DATA LINES>
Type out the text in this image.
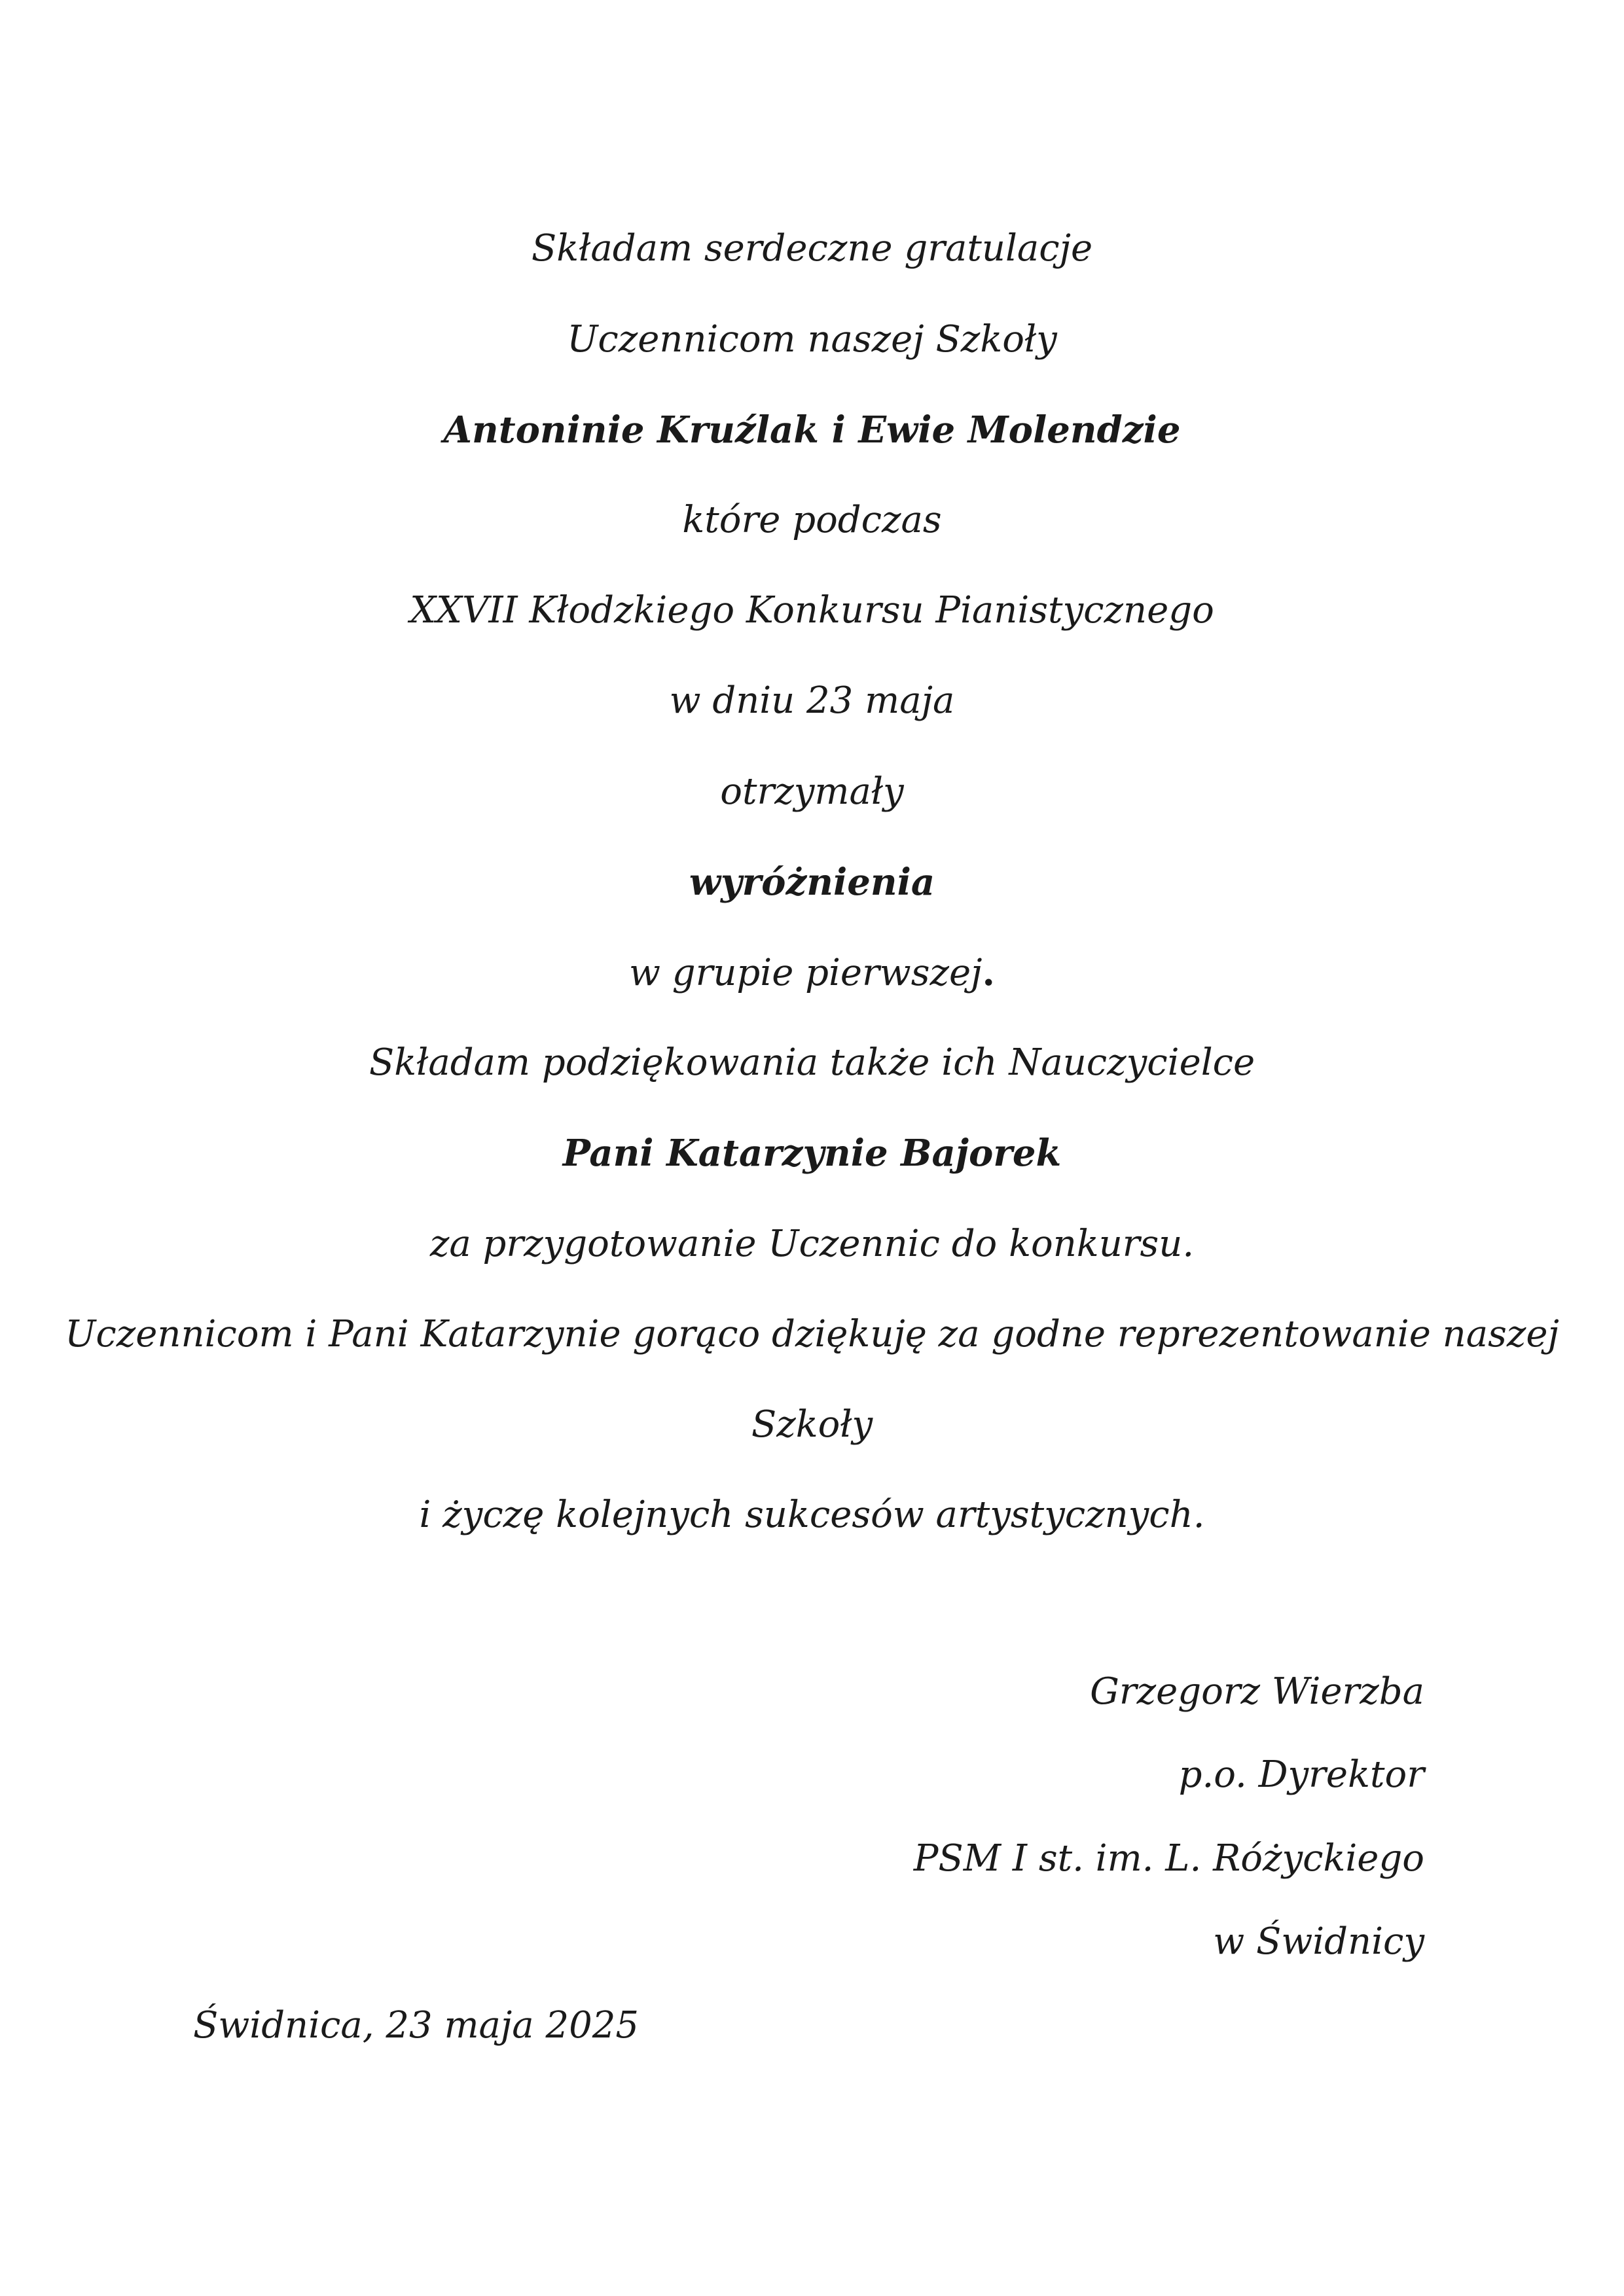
Składam serdeczne gratulacje
Uczennicom naszej Szkoły
Antoninie Kruźlak i Ewie Molendzie
które podczas
XXVII Kłodzkiego Konkursu Pianistycznego
w dniu 23 maja
otrzymały
wyróżnienia
w grupie pierwszej.
Składam podziękowania także ich Nauczycielce
Pani Katarzynie Bajorek
za przygotowanie Uczennic do konkursu.
Uczennicom i Pani Katarzynie gorąco dziękuję za godne reprezentowanie naszej
Szkoły
i życzę kolejnych sukcesów artystycznych.
Grzegorz Wierzba
p.o. Dyrektor
PSM I st. im. L. Różyckiego
w Świdnicy
Świdnica, 23 maja 2025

THE TASK> Exactly reproduce each record, leaving out any pictures.

RESULT OF THE EXERCISE>
Type out the text in this image.
Składam serdeczne gratulacje
Uczennicom naszej Szkoły
Antoninie Kruźlak i Ewie Molendzie
które podczas
XXVII Kłodzkiego Konkursu Pianistycznego
w dniu 23 maja
otrzymały
wyróżnienia
w grupie pierwszej.
Składam podziękowania także ich Nauczycielce
Pani Katarzynie Bajorek
za przygotowanie Uczennic do konkursu.
Uczennicom i Pani Katarzynie gorąco dziękuję za godne reprezentowanie naszej
Szkoły
i życzę kolejnych sukcesów artystycznych.
Grzegorz Wierzba
p.o. Dyrektor
PSM I st. im. L. Różyckiego
w Świdnicy
Świdnica, 23 maja 2025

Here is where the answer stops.